* TASK REQUIREMENTS *
Of all the lines in this data, how many include "JSON"? Respond with the number only.

* EXTRACTED DATA *

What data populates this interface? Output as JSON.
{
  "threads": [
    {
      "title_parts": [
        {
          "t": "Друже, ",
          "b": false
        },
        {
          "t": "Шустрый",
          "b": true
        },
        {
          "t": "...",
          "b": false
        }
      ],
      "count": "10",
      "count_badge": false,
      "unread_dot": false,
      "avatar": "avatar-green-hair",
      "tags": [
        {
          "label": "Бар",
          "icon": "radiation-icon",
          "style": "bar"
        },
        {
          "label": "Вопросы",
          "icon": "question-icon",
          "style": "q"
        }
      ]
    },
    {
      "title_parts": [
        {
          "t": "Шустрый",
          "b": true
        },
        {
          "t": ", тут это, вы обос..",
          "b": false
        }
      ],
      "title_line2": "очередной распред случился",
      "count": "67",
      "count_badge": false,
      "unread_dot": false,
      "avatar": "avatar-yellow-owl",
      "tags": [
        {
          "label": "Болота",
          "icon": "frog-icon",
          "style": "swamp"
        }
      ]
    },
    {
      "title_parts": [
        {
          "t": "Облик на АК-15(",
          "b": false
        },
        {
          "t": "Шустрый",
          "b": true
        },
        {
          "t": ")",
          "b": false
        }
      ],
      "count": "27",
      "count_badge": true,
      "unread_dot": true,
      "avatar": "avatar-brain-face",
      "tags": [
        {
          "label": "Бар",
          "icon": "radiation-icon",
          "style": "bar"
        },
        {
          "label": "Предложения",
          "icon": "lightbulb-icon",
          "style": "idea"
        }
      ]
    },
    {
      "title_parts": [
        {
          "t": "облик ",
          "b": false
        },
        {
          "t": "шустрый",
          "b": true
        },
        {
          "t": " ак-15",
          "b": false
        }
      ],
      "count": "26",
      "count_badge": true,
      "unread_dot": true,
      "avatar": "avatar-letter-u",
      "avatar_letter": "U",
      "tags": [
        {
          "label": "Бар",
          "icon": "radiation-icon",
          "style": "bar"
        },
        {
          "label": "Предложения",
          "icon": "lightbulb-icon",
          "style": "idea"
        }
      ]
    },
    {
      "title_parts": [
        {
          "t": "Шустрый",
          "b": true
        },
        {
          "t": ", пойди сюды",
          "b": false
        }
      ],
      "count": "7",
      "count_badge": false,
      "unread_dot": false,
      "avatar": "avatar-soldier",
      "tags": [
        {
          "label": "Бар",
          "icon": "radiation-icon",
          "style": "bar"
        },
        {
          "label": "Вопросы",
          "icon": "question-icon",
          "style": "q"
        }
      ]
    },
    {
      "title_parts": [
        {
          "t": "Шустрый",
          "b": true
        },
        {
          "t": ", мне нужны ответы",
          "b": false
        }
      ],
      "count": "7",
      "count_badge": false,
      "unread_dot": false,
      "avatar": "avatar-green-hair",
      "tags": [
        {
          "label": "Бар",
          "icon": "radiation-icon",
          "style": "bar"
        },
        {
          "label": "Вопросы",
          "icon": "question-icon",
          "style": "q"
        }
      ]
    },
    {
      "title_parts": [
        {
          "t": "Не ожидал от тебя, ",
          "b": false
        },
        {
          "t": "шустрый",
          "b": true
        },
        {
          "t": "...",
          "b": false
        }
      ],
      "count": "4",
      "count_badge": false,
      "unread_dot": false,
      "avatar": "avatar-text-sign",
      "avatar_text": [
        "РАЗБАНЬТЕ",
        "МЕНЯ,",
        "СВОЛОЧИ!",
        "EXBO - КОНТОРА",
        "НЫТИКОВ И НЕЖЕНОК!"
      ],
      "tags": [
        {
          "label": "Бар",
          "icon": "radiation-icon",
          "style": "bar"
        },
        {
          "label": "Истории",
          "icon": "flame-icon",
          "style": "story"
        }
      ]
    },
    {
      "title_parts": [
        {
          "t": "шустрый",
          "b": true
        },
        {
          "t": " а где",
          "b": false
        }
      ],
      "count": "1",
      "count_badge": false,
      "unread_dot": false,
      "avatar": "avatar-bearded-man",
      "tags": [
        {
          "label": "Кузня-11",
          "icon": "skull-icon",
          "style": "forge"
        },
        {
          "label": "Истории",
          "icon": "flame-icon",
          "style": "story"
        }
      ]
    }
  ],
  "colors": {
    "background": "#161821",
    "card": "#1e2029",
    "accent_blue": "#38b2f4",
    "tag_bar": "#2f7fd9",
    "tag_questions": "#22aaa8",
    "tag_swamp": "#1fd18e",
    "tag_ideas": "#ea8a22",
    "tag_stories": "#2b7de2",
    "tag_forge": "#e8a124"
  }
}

* * *

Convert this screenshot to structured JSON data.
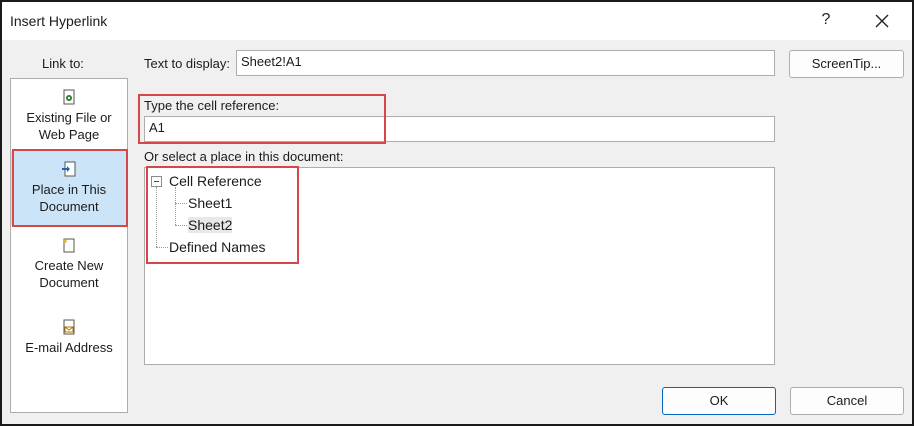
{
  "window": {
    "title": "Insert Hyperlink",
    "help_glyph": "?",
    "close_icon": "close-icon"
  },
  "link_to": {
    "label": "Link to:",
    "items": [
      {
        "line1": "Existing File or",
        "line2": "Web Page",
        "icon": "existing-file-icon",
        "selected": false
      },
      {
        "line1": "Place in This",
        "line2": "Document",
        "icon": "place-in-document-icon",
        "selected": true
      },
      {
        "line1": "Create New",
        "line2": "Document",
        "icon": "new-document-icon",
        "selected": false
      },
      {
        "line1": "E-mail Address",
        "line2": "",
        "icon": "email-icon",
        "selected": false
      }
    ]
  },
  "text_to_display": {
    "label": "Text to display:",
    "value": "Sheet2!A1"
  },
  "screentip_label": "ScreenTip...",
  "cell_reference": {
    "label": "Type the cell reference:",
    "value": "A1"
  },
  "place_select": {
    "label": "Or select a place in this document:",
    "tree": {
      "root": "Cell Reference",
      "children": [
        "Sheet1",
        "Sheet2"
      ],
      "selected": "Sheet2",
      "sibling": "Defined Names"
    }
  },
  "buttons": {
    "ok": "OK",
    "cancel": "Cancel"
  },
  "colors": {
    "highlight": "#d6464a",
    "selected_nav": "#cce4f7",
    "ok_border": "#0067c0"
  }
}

...

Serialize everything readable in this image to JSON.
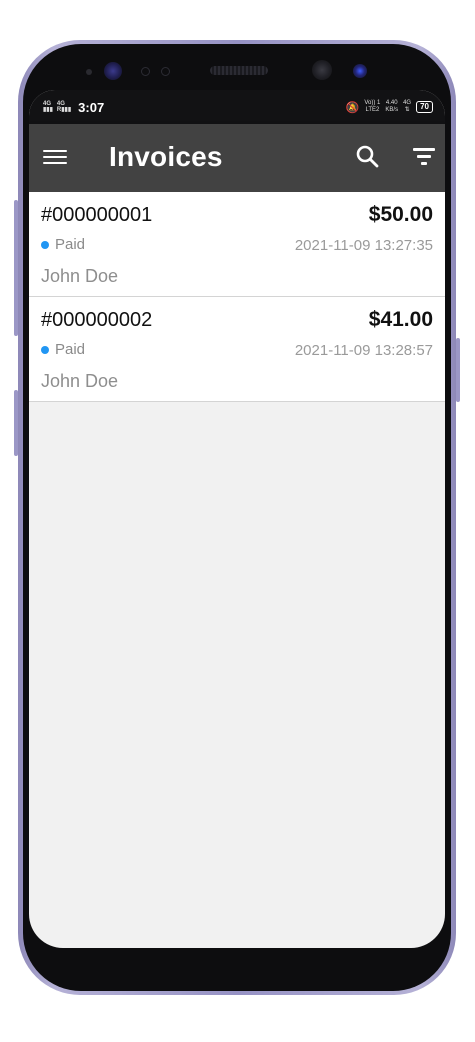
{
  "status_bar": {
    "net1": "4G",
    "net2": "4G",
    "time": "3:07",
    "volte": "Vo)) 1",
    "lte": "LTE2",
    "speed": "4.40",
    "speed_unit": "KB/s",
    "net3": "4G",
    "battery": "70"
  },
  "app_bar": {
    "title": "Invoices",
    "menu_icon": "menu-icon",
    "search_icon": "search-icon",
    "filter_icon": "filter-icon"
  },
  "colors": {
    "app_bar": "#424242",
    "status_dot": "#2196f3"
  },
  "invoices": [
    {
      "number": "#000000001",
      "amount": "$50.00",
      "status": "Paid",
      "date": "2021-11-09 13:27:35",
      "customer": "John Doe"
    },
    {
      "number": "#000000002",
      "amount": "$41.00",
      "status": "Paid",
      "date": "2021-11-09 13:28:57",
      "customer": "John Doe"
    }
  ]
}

* FULL SOLUTION *
3